START Provided records

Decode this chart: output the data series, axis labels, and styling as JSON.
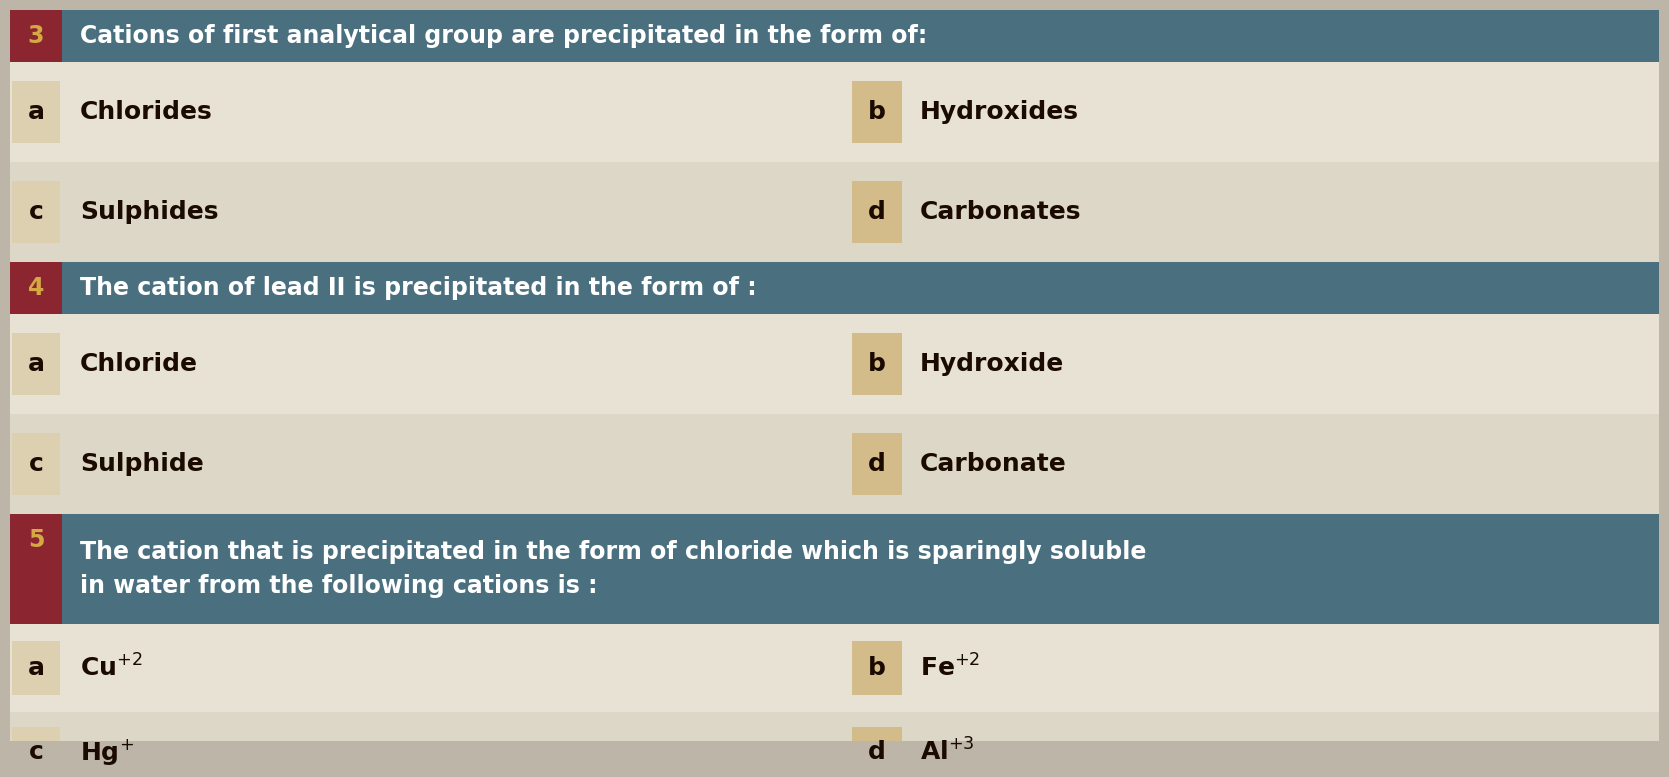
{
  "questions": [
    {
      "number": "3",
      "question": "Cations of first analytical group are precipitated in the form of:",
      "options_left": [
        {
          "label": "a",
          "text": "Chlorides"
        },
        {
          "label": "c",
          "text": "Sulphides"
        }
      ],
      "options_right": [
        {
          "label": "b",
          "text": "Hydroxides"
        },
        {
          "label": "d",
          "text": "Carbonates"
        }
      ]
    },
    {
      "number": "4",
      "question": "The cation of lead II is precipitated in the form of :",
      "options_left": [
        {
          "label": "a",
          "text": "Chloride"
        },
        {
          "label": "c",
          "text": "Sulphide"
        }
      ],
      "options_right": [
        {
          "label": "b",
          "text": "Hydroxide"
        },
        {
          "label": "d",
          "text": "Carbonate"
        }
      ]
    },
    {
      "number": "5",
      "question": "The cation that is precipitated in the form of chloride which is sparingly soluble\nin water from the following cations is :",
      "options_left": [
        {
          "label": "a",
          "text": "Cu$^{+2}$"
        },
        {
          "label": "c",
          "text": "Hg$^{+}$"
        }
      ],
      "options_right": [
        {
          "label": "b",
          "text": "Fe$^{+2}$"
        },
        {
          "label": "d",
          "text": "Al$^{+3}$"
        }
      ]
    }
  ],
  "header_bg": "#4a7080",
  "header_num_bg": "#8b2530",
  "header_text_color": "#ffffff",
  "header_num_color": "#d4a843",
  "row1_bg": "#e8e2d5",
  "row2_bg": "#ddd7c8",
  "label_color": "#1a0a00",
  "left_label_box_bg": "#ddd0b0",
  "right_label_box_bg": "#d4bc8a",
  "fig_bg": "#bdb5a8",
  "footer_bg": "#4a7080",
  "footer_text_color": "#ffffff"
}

END Provided records
START Provided records

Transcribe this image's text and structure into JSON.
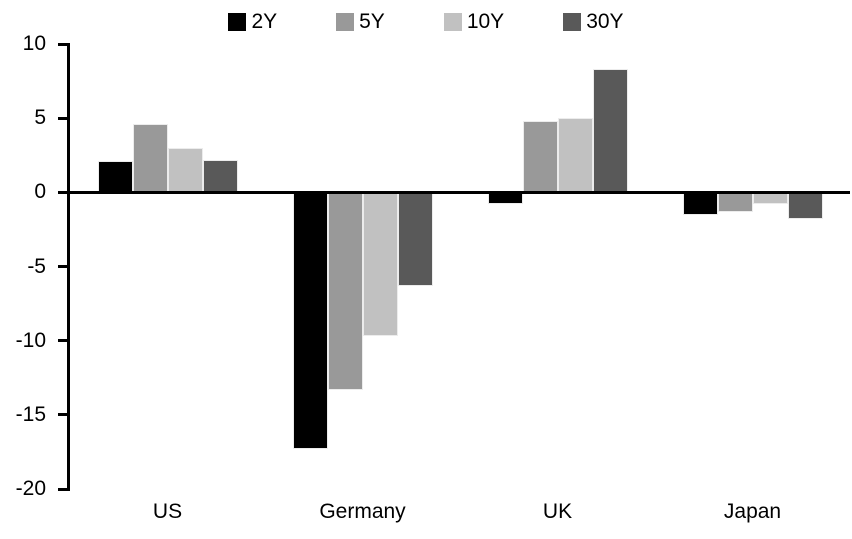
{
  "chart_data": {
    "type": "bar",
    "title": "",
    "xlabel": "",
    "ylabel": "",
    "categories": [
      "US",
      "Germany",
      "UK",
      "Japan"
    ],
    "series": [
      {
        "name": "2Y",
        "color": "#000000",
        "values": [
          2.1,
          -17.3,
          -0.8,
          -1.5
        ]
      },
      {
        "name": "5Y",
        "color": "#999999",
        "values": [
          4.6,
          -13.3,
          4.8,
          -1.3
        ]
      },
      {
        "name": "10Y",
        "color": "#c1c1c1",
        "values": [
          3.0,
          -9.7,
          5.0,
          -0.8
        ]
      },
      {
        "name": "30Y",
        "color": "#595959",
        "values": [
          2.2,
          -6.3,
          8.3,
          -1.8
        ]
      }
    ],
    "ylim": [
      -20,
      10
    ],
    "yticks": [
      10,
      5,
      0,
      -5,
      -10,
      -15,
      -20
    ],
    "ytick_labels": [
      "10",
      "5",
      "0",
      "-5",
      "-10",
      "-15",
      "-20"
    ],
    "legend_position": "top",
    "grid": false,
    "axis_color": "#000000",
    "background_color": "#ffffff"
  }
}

END Provided records

Determine how many lines in the listing above hold the string "this", then write only the number.

2